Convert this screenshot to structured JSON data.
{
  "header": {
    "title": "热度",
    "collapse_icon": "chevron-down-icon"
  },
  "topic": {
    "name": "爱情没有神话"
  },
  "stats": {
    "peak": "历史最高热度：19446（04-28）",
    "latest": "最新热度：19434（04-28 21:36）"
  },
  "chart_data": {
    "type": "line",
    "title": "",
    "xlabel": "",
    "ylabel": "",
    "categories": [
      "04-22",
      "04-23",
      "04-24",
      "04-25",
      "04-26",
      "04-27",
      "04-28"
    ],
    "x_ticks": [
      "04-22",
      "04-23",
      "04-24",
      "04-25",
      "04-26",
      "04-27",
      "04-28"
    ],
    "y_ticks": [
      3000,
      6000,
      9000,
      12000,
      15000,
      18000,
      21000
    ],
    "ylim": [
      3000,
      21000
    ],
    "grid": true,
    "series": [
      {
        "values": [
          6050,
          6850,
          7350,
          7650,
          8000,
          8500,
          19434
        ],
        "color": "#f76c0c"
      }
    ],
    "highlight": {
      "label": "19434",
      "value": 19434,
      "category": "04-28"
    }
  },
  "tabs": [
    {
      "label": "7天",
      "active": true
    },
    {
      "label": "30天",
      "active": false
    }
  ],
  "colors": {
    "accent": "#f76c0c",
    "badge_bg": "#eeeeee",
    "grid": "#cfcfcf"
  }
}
================
> Exercise objective
Word for word, quote all of the data above.

> Task response
Convert this screenshot to structured JSON data.
{
  "header": {
    "title": "热度",
    "collapse_icon": "chevron-down-icon"
  },
  "topic": {
    "name": "爱情没有神话"
  },
  "stats": {
    "peak": "历史最高热度：19446（04-28）",
    "latest": "最新热度：19434（04-28 21:36）"
  },
  "chart_data": {
    "type": "line",
    "title": "",
    "xlabel": "",
    "ylabel": "",
    "categories": [
      "04-22",
      "04-23",
      "04-24",
      "04-25",
      "04-26",
      "04-27",
      "04-28"
    ],
    "x_ticks": [
      "04-22",
      "04-23",
      "04-24",
      "04-25",
      "04-26",
      "04-27",
      "04-28"
    ],
    "y_ticks": [
      3000,
      6000,
      9000,
      12000,
      15000,
      18000,
      21000
    ],
    "ylim": [
      3000,
      21000
    ],
    "grid": true,
    "series": [
      {
        "values": [
          6050,
          6850,
          7350,
          7650,
          8000,
          8500,
          19434
        ],
        "color": "#f76c0c"
      }
    ],
    "highlight": {
      "label": "19434",
      "value": 19434,
      "category": "04-28"
    }
  },
  "tabs": [
    {
      "label": "7天",
      "active": true
    },
    {
      "label": "30天",
      "active": false
    }
  ],
  "colors": {
    "accent": "#f76c0c",
    "badge_bg": "#eeeeee",
    "grid": "#cfcfcf"
  }
}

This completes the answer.